* SHORT TASK *
Transcribe each record below word for word.

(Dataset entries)
START

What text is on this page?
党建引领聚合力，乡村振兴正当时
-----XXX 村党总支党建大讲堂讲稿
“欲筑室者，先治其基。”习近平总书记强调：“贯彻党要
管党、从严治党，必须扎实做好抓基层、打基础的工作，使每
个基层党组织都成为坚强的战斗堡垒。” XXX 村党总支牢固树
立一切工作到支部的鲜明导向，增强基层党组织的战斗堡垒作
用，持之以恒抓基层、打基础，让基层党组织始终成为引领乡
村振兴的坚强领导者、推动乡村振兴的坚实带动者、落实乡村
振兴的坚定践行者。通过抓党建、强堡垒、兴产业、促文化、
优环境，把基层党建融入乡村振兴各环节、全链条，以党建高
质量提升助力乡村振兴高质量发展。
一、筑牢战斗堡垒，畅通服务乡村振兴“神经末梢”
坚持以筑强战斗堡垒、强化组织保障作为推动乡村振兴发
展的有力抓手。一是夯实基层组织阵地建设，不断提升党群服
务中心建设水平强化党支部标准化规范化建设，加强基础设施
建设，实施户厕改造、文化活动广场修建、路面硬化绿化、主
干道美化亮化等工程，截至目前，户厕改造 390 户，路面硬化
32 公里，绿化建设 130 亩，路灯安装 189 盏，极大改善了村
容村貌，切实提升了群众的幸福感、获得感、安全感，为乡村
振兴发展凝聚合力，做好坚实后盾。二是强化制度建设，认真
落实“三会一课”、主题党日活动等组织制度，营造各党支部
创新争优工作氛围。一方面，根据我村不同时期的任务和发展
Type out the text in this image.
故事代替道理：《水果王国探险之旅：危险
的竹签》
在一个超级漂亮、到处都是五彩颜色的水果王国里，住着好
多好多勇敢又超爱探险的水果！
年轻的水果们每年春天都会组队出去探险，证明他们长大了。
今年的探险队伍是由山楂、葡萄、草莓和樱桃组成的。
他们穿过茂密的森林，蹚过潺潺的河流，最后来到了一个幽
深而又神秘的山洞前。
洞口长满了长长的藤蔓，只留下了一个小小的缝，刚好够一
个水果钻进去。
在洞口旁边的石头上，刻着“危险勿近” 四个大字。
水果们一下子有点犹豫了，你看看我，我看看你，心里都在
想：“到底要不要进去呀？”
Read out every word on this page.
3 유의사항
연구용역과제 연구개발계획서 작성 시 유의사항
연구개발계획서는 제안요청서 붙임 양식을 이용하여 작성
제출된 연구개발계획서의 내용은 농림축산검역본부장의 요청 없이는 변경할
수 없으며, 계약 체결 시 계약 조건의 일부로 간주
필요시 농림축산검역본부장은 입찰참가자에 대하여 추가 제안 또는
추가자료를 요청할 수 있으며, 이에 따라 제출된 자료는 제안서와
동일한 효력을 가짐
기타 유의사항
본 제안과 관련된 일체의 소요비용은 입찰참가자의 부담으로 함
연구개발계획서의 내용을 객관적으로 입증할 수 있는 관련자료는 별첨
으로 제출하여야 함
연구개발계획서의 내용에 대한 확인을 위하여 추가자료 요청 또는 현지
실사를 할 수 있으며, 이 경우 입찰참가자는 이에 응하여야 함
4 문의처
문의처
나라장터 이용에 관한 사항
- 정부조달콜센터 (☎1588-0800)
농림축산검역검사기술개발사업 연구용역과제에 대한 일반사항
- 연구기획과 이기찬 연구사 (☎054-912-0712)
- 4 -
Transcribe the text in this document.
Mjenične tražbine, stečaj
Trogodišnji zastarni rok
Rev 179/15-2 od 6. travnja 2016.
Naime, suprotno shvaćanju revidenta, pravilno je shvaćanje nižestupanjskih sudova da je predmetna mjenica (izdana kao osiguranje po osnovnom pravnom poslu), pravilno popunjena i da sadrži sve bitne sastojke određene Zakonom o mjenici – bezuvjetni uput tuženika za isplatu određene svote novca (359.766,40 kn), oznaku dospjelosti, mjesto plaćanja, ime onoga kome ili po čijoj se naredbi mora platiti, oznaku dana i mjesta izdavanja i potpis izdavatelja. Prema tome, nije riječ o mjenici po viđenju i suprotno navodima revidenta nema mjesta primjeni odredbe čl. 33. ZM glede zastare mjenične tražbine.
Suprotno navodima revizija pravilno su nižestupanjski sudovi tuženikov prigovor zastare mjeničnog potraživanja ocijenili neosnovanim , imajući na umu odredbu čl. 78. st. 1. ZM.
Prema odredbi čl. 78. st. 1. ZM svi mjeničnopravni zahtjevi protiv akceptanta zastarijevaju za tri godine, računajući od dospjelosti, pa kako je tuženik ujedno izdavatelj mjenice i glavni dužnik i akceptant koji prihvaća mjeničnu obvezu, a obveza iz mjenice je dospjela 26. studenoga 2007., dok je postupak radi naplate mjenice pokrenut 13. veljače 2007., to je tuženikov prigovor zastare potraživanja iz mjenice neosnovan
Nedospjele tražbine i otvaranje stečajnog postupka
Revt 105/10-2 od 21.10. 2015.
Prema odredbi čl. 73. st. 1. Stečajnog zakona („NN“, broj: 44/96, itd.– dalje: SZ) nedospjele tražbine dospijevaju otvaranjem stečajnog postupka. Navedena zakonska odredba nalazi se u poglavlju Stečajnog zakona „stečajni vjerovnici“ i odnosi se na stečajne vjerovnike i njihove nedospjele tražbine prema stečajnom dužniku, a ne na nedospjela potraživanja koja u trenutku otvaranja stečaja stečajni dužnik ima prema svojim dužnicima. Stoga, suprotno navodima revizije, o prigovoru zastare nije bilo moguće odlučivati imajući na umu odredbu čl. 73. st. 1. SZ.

END

* EXERCISE OUTPUT *
What text is on this page?
党建引领聚合力，乡村振兴正当时
-----XXX 村党总支党建大讲堂讲稿
“欲筑室者，先治其基。”习近平总书记强调：“贯彻党要
管党、从严治党，必须扎实做好抓基层、打基础的工作，使每
个基层党组织都成为坚强的战斗堡垒。” XXX 村党总支牢固树
立一切工作到支部的鲜明导向，增强基层党组织的战斗堡垒作
用，持之以恒抓基层、打基础，让基层党组织始终成为引领乡
村振兴的坚强领导者、推动乡村振兴的坚实带动者、落实乡村
振兴的坚定践行者。通过抓党建、强堡垒、兴产业、促文化、
优环境，把基层党建融入乡村振兴各环节、全链条，以党建高
质量提升助力乡村振兴高质量发展。
一、筑牢战斗堡垒，畅通服务乡村振兴“神经末梢”
坚持以筑强战斗堡垒、强化组织保障作为推动乡村振兴发
展的有力抓手。一是夯实基层组织阵地建设，不断提升党群服
务中心建设水平强化党支部标准化规范化建设，加强基础设施
建设，实施户厕改造、文化活动广场修建、路面硬化绿化、主
干道美化亮化等工程，截至目前，户厕改造 390 户，路面硬化
32 公里，绿化建设 130 亩，路灯安装 189 盏，极大改善了村
容村貌，切实提升了群众的幸福感、获得感、安全感，为乡村
振兴发展凝聚合力，做好坚实后盾。二是强化制度建设，认真
落实“三会一课”、主题党日活动等组织制度，营造各党支部
创新争优工作氛围。一方面，根据我村不同时期的任务和发展
Type out the text in this image.
故事代替道理：《水果王国探险之旅：危险
的竹签》
在一个超级漂亮、到处都是五彩颜色的水果王国里，住着好
多好多勇敢又超爱探险的水果！
年轻的水果们每年春天都会组队出去探险，证明他们长大了。
今年的探险队伍是由山楂、葡萄、草莓和樱桃组成的。
他们穿过茂密的森林，蹚过潺潺的河流，最后来到了一个幽
深而又神秘的山洞前。
洞口长满了长长的藤蔓，只留下了一个小小的缝，刚好够一
个水果钻进去。
在洞口旁边的石头上，刻着“危险勿近” 四个大字。
水果们一下子有点犹豫了，你看看我，我看看你，心里都在
想：“到底要不要进去呀？”
Read out every word on this page.
3 유의사항
연구용역과제 연구개발계획서 작성 시 유의사항
연구개발계획서는 제안요청서 붙임 양식을 이용하여 작성
제출된 연구개발계획서의 내용은 농림축산검역본부장의 요청 없이는 변경할
수 없으며, 계약 체결 시 계약 조건의 일부로 간주
필요시 농림축산검역본부장은 입찰참가자에 대하여 추가 제안 또는
추가자료를 요청할 수 있으며, 이에 따라 제출된 자료는 제안서와
동일한 효력을 가짐
기타 유의사항
본 제안과 관련된 일체의 소요비용은 입찰참가자의 부담으로 함
연구개발계획서의 내용을 객관적으로 입증할 수 있는 관련자료는 별첨
으로 제출하여야 함
연구개발계획서의 내용에 대한 확인을 위하여 추가자료 요청 또는 현지
실사를 할 수 있으며, 이 경우 입찰참가자는 이에 응하여야 함
4 문의처
문의처
나라장터 이용에 관한 사항
- 정부조달콜센터 (☎1588-0800)
농림축산검역검사기술개발사업 연구용역과제에 대한 일반사항
- 연구기획과 이기찬 연구사 (☎054-912-0712)
- 4 -
Transcribe the text in this document.
Mjenične tražbine, stečaj
Trogodišnji zastarni rok
Rev 179/15-2 od 6. travnja 2016.
Naime, suprotno shvaćanju revidenta, pravilno je shvaćanje nižestupanjskih sudova da je predmetna mjenica (izdana kao osiguranje po osnovnom pravnom poslu), pravilno popunjena i da sadrži sve bitne sastojke određene Zakonom o mjenici – bezuvjetni uput tuženika za isplatu određene svote novca (359.766,40 kn), oznaku dospjelosti, mjesto plaćanja, ime onoga kome ili po čijoj se naredbi mora platiti, oznaku dana i mjesta izdavanja i potpis izdavatelja. Prema tome, nije riječ o mjenici po viđenju i suprotno navodima revidenta nema mjesta primjeni odredbe čl. 33. ZM glede zastare mjenične tražbine.
Suprotno navodima revizija pravilno su nižestupanjski sudovi tuženikov prigovor zastare mjeničnog potraživanja ocijenili neosnovanim , imajući na umu odredbu čl. 78. st. 1. ZM.
Prema odredbi čl. 78. st. 1. ZM svi mjeničnopravni zahtjevi protiv akceptanta zastarijevaju za tri godine, računajući od dospjelosti, pa kako je tuženik ujedno izdavatelj mjenice i glavni dužnik i akceptant koji prihvaća mjeničnu obvezu, a obveza iz mjenice je dospjela 26. studenoga 2007., dok je postupak radi naplate mjenice pokrenut 13. veljače 2007., to je tuženikov prigovor zastare potraživanja iz mjenice neosnovan
Nedospjele tražbine i otvaranje stečajnog postupka
Revt 105/10-2 od 21.10. 2015.
Prema odredbi čl. 73. st. 1. Stečajnog zakona („NN“, broj: 44/96, itd.– dalje: SZ) nedospjele tražbine dospijevaju otvaranjem stečajnog postupka. Navedena zakonska odredba nalazi se u poglavlju Stečajnog zakona „stečajni vjerovnici“ i odnosi se na stečajne vjerovnike i njihove nedospjele tražbine prema stečajnom dužniku, a ne na nedospjela potraživanja koja u trenutku otvaranja stečaja stečajni dužnik ima prema svojim dužnicima. Stoga, suprotno navodima revizije, o prigovoru zastare nije bilo moguće odlučivati imajući na umu odredbu čl. 73. st. 1. SZ.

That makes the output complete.